▶ PROBLEM TO SOLVE: Write out each line that follows exactly as it stands, without the pictures.
* * * *
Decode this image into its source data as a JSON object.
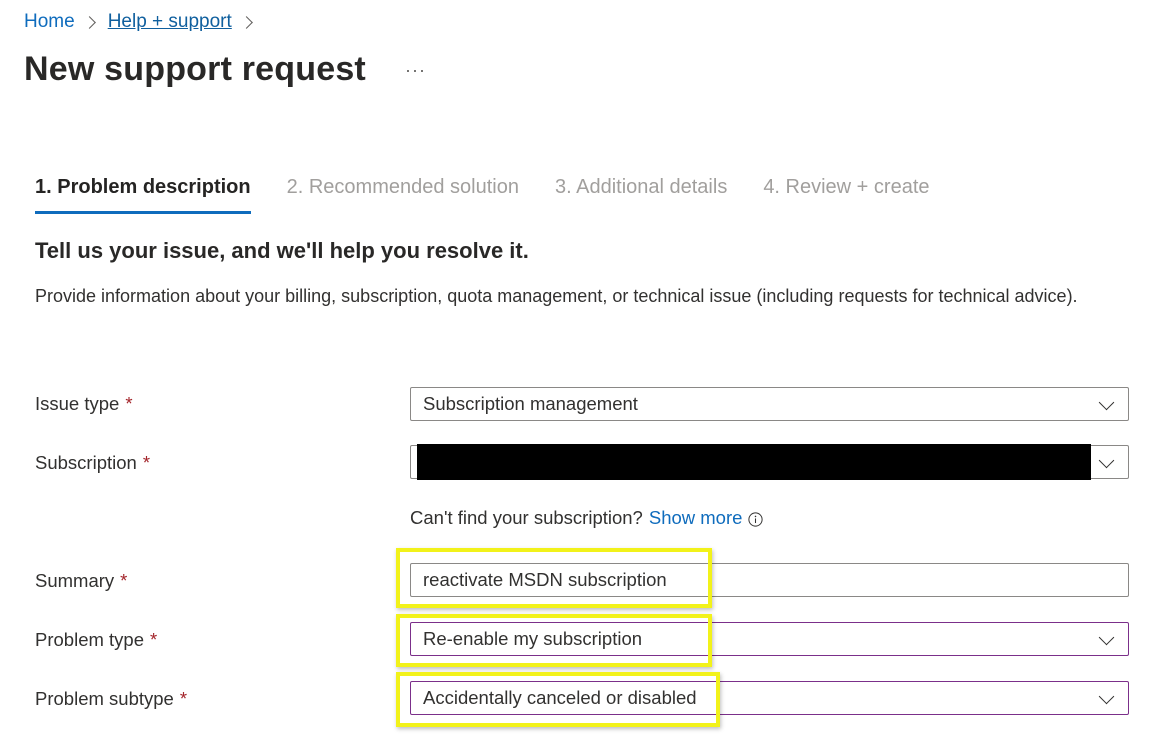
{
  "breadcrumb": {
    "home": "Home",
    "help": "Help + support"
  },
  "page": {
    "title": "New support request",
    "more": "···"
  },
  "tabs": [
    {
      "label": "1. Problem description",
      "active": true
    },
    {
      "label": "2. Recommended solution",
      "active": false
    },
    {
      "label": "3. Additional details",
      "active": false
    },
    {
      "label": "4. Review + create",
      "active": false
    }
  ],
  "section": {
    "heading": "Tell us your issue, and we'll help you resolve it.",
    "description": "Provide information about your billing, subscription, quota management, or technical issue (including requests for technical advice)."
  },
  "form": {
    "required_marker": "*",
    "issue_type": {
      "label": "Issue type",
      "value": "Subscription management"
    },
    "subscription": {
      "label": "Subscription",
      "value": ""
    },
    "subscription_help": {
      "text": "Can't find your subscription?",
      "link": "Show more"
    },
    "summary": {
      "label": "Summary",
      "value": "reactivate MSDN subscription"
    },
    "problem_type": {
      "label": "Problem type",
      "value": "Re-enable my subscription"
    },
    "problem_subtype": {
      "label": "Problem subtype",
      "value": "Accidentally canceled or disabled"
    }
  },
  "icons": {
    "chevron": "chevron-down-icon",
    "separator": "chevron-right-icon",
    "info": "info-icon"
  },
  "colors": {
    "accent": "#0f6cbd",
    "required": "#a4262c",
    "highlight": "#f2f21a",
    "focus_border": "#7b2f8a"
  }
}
* * * *
▶ COMPLETED EXERCISE:
Decode this image into its source data as a JSON object.
{
  "breadcrumb": {
    "home": "Home",
    "help": "Help + support"
  },
  "page": {
    "title": "New support request",
    "more": "···"
  },
  "tabs": [
    {
      "label": "1. Problem description",
      "active": true
    },
    {
      "label": "2. Recommended solution",
      "active": false
    },
    {
      "label": "3. Additional details",
      "active": false
    },
    {
      "label": "4. Review + create",
      "active": false
    }
  ],
  "section": {
    "heading": "Tell us your issue, and we'll help you resolve it.",
    "description": "Provide information about your billing, subscription, quota management, or technical issue (including requests for technical advice)."
  },
  "form": {
    "required_marker": "*",
    "issue_type": {
      "label": "Issue type",
      "value": "Subscription management"
    },
    "subscription": {
      "label": "Subscription",
      "value": ""
    },
    "subscription_help": {
      "text": "Can't find your subscription?",
      "link": "Show more"
    },
    "summary": {
      "label": "Summary",
      "value": "reactivate MSDN subscription"
    },
    "problem_type": {
      "label": "Problem type",
      "value": "Re-enable my subscription"
    },
    "problem_subtype": {
      "label": "Problem subtype",
      "value": "Accidentally canceled or disabled"
    }
  },
  "icons": {
    "chevron": "chevron-down-icon",
    "separator": "chevron-right-icon",
    "info": "info-icon"
  },
  "colors": {
    "accent": "#0f6cbd",
    "required": "#a4262c",
    "highlight": "#f2f21a",
    "focus_border": "#7b2f8a"
  }
}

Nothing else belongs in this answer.